╭─ RECORDS SUPPLIED

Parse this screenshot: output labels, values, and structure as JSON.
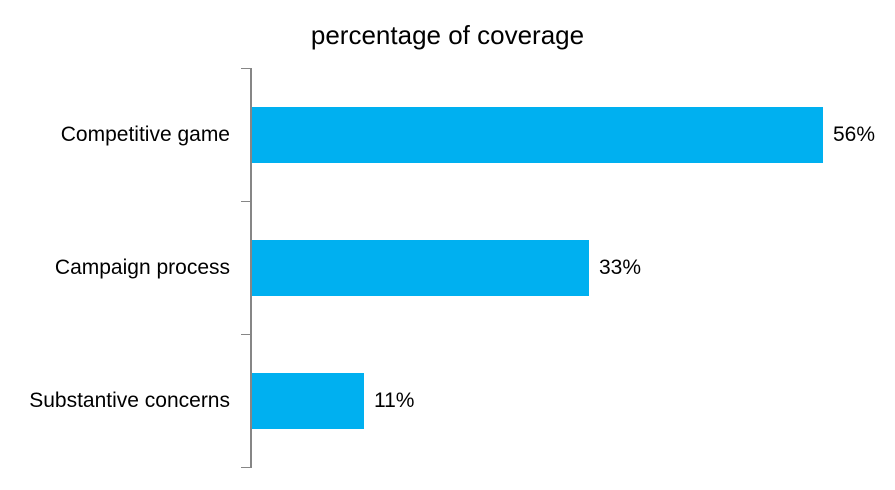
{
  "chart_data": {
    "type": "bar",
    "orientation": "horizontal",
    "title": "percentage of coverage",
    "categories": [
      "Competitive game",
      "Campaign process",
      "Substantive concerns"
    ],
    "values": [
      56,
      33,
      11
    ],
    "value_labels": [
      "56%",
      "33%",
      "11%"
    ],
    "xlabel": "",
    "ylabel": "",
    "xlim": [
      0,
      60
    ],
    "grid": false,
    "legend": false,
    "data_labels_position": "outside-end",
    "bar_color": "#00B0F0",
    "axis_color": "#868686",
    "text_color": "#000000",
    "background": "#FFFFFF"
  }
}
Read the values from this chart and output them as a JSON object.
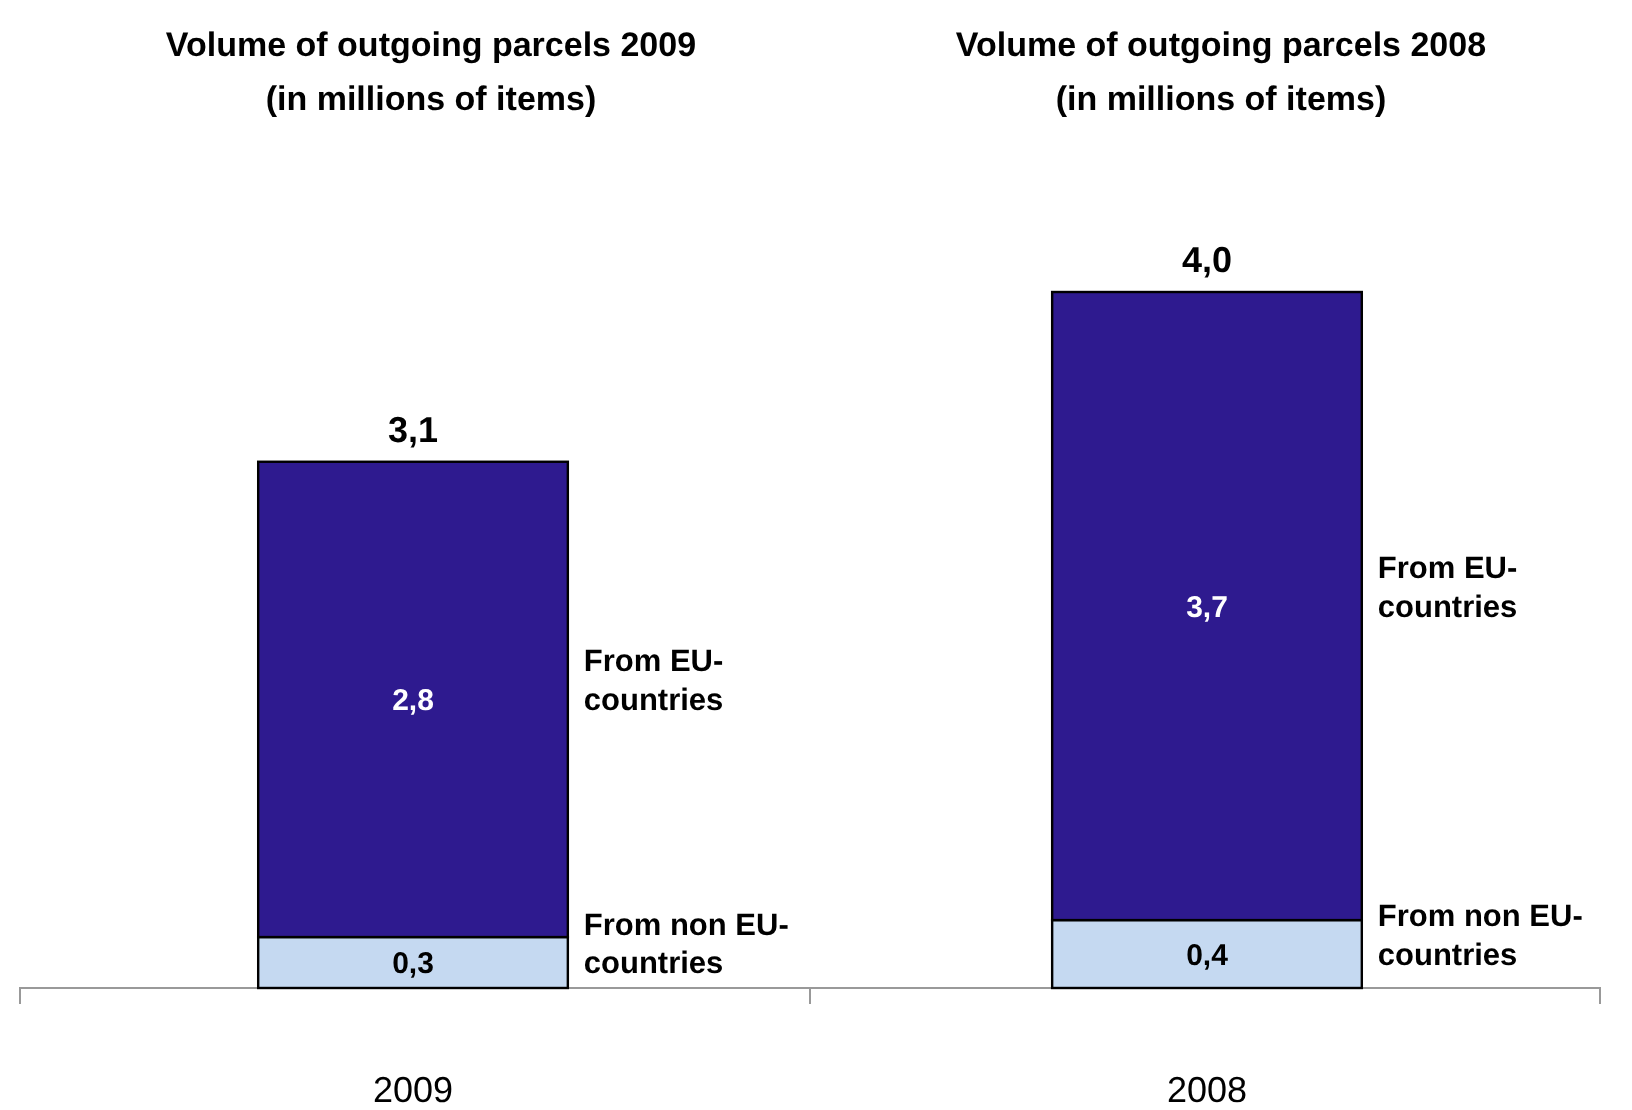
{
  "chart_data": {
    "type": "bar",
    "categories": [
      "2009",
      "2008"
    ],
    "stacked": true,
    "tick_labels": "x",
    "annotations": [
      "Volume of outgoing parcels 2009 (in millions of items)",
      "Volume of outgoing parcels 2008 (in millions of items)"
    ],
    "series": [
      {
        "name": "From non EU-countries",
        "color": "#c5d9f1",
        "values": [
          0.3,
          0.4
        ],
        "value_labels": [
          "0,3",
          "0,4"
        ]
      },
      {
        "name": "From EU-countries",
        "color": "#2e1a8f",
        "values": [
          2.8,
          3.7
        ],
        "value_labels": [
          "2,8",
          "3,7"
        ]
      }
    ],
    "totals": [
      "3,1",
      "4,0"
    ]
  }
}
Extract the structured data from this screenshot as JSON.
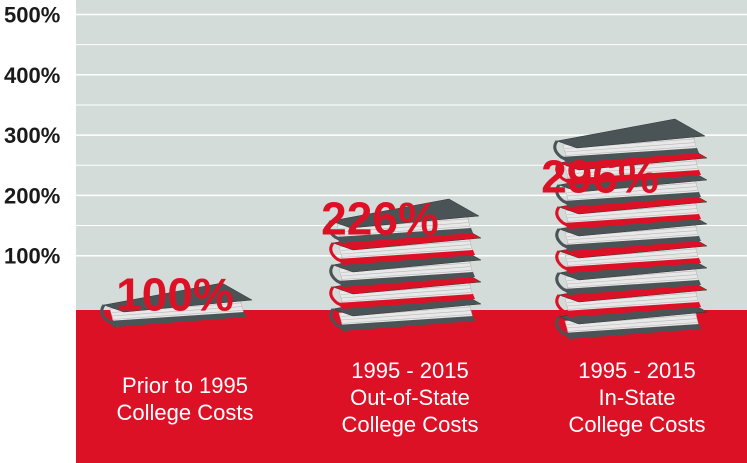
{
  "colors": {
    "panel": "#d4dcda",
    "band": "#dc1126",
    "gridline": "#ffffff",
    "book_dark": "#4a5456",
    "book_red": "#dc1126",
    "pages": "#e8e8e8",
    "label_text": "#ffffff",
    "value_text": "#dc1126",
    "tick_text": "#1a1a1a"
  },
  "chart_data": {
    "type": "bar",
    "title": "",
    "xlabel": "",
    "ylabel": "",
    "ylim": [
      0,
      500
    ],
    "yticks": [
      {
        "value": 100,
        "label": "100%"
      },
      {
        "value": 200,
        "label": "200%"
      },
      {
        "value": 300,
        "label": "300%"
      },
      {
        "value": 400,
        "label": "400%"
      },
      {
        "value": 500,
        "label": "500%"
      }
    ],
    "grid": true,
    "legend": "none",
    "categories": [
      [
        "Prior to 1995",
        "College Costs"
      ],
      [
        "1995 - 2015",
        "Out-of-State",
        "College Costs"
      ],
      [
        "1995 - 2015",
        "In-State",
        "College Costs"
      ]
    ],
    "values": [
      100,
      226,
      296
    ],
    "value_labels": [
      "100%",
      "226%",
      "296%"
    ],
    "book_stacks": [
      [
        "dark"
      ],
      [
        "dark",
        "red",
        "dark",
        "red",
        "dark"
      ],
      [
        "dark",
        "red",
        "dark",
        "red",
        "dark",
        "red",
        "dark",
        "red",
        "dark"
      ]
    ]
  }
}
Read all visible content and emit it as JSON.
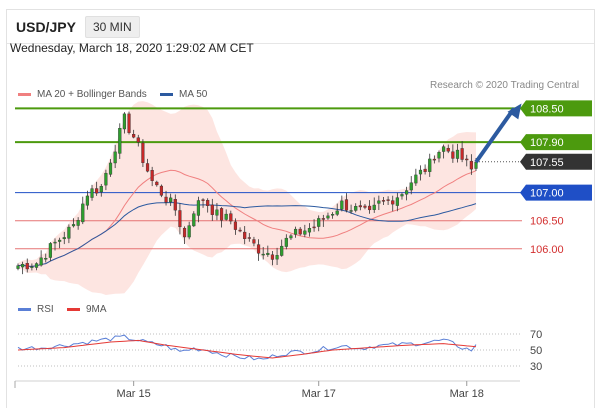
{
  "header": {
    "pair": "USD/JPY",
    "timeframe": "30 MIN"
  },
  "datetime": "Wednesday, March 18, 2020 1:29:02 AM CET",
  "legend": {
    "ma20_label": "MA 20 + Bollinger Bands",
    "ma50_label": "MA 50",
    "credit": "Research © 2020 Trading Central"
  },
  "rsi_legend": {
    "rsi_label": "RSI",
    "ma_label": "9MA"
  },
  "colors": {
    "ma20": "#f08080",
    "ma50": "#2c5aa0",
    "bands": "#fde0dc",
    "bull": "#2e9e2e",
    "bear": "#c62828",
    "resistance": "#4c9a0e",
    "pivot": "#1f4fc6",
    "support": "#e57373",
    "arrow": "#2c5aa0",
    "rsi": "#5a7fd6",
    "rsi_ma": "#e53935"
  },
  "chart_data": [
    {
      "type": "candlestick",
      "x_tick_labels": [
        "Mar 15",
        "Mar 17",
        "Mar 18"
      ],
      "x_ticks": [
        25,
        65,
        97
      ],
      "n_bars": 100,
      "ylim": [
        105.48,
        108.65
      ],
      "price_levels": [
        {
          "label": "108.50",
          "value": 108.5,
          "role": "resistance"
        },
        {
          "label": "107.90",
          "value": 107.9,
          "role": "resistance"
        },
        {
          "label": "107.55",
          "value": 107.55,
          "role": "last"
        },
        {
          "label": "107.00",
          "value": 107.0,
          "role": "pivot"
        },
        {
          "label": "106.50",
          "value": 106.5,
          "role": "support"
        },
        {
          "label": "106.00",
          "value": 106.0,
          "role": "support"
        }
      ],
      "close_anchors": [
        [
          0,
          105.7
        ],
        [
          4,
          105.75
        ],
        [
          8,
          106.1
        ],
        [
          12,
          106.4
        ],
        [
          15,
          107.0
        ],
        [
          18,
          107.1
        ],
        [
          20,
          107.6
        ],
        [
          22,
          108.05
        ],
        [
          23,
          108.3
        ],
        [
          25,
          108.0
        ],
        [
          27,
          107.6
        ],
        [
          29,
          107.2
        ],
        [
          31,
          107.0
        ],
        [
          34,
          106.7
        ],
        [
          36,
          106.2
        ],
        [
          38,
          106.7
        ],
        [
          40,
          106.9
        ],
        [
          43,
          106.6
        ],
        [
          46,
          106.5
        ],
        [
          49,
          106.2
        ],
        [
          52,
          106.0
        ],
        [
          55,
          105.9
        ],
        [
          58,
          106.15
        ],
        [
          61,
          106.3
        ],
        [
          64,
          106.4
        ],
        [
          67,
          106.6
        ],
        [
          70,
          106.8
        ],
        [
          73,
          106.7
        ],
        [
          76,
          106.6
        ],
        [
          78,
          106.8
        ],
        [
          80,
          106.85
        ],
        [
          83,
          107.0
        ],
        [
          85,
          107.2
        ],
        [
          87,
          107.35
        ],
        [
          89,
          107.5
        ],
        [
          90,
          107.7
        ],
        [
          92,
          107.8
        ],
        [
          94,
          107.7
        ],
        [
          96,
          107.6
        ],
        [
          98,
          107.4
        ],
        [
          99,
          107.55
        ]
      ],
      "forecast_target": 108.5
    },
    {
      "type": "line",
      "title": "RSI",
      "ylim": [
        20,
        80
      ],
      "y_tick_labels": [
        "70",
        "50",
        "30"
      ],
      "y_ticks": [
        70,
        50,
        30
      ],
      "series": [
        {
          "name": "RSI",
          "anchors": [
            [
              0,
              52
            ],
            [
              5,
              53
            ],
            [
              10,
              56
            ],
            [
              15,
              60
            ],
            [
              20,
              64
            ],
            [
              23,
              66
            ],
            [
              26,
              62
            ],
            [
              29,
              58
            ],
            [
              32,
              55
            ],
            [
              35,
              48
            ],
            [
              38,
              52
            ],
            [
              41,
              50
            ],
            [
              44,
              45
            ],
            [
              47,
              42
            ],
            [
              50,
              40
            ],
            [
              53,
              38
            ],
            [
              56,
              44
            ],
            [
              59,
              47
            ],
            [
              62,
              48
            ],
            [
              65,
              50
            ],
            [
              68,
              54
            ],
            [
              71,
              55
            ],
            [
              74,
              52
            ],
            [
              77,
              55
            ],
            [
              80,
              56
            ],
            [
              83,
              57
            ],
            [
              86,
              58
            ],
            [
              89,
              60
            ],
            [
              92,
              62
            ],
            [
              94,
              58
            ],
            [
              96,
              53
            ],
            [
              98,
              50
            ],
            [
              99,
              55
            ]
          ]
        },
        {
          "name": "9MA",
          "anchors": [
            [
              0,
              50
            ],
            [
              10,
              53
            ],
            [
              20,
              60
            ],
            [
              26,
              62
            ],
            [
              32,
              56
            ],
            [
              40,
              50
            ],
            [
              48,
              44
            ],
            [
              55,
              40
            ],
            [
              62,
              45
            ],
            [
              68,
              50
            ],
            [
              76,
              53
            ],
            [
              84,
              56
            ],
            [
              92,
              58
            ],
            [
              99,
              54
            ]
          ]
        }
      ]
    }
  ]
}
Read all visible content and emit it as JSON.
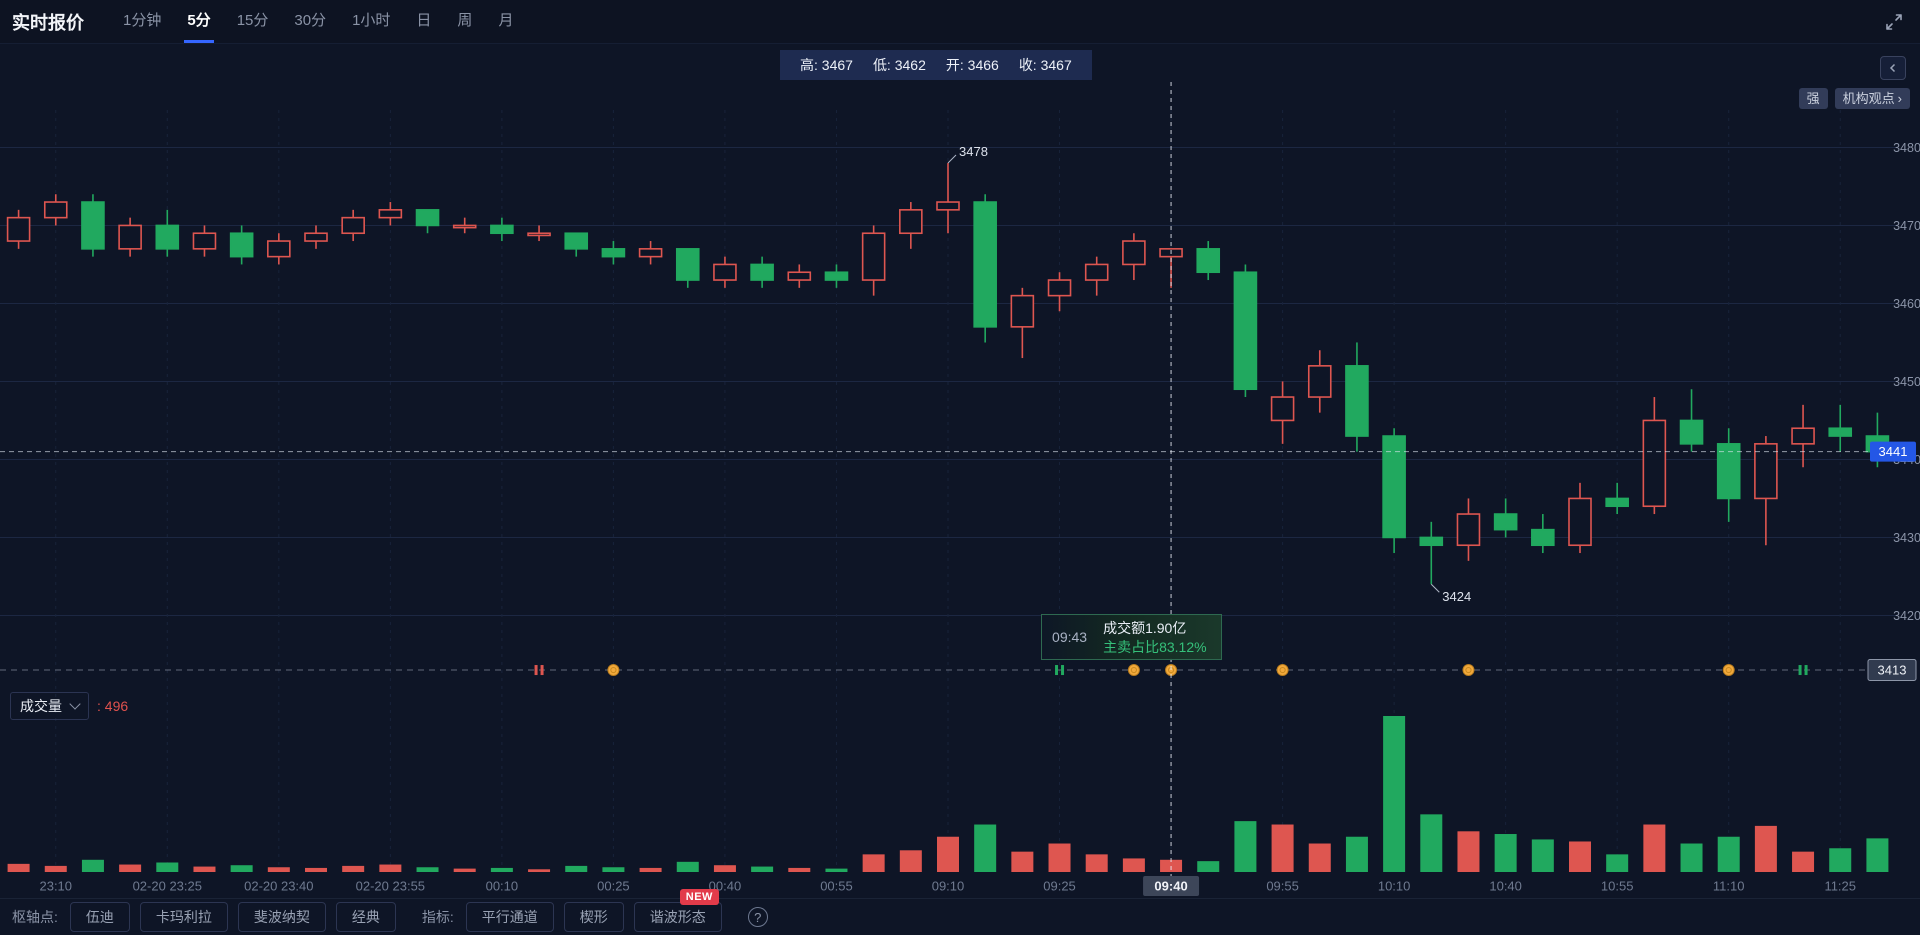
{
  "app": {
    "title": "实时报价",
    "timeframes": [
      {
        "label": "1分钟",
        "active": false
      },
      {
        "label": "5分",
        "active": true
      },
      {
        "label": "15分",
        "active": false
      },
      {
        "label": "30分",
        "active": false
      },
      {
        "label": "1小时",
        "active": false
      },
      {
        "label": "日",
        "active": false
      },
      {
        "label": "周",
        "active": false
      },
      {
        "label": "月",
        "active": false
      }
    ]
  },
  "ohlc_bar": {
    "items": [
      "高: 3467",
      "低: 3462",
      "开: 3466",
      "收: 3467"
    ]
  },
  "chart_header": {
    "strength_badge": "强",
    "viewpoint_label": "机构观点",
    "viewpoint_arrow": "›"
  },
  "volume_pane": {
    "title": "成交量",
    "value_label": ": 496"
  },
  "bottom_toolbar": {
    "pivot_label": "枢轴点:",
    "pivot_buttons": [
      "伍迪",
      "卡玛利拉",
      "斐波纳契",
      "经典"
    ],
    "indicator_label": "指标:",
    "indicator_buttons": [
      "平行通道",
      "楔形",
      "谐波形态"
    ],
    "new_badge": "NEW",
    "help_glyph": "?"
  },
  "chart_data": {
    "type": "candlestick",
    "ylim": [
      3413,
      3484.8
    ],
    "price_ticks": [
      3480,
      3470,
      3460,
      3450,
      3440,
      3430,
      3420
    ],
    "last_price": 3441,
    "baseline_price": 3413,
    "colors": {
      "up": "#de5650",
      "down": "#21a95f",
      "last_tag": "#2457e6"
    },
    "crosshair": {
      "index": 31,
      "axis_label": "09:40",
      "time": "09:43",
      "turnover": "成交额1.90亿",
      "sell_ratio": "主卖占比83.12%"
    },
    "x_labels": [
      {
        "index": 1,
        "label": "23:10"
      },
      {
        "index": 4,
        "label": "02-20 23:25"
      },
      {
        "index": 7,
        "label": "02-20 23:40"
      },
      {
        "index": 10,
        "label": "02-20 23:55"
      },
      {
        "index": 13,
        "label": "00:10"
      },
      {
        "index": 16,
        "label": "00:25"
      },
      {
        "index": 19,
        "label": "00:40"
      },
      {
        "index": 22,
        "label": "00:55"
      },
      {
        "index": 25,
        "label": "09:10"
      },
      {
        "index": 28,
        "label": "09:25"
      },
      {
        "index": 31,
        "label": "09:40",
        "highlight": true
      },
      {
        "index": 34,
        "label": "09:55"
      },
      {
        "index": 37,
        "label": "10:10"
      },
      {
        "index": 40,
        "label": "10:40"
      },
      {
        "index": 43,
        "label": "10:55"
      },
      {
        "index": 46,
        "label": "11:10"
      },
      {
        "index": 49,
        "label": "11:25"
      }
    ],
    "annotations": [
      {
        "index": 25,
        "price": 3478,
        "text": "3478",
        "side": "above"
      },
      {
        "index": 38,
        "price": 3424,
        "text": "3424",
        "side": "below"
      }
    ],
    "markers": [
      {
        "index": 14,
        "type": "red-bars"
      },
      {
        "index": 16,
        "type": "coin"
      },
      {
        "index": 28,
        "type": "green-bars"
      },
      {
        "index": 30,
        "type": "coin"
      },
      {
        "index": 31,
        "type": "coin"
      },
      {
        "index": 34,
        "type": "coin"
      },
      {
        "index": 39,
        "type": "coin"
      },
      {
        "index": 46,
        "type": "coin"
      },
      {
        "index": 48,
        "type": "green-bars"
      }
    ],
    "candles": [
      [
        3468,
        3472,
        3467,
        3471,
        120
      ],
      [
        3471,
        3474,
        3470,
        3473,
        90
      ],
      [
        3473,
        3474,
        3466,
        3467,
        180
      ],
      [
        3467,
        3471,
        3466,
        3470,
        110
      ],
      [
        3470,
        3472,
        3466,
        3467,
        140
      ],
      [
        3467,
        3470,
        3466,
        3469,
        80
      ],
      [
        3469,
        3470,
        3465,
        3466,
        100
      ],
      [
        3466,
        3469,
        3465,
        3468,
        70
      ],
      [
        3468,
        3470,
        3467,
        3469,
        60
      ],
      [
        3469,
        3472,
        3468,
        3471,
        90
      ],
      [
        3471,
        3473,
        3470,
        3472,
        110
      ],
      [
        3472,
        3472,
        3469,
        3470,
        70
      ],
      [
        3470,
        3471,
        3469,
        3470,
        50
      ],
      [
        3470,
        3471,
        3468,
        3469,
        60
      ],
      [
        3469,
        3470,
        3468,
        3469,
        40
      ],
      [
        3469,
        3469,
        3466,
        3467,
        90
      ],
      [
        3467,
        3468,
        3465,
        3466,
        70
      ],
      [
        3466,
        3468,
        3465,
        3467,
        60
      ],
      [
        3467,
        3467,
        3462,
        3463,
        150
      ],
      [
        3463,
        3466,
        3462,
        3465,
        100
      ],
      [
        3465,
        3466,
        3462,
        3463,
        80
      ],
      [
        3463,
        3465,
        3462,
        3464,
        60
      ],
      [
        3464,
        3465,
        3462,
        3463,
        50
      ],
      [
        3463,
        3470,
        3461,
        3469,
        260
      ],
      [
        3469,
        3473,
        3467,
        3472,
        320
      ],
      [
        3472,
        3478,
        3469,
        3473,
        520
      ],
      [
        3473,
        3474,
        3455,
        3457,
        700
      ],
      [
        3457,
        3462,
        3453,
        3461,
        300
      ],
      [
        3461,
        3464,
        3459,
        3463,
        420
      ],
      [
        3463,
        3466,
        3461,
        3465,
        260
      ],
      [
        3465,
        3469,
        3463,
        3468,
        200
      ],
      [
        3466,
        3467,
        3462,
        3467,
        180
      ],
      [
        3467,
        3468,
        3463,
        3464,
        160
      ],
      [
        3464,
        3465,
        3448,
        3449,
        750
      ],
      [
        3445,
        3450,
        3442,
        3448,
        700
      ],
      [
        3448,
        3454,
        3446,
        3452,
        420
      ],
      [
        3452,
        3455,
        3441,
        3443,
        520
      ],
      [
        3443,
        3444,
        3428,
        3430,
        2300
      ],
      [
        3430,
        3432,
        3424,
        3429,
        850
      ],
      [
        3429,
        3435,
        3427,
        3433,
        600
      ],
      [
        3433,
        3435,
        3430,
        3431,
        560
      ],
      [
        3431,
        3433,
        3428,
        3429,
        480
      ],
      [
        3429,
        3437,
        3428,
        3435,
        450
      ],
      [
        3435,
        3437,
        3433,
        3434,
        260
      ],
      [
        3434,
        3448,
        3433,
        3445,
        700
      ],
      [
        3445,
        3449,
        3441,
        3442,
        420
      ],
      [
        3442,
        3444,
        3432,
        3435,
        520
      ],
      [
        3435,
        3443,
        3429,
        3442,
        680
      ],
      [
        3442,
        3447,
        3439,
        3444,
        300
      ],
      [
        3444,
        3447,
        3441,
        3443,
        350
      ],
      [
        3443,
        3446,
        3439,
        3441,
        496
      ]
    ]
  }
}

╰─

> _AIM OF THE EXERCISE_:
Lines that hold "title" are the ones to copy; find all of them.

> _THE RESPONSE_:
    "title": "percentage of coverage",
    "title": "",
      "title": "RSI",
    "title": "实时报价",
    "title": "成交量",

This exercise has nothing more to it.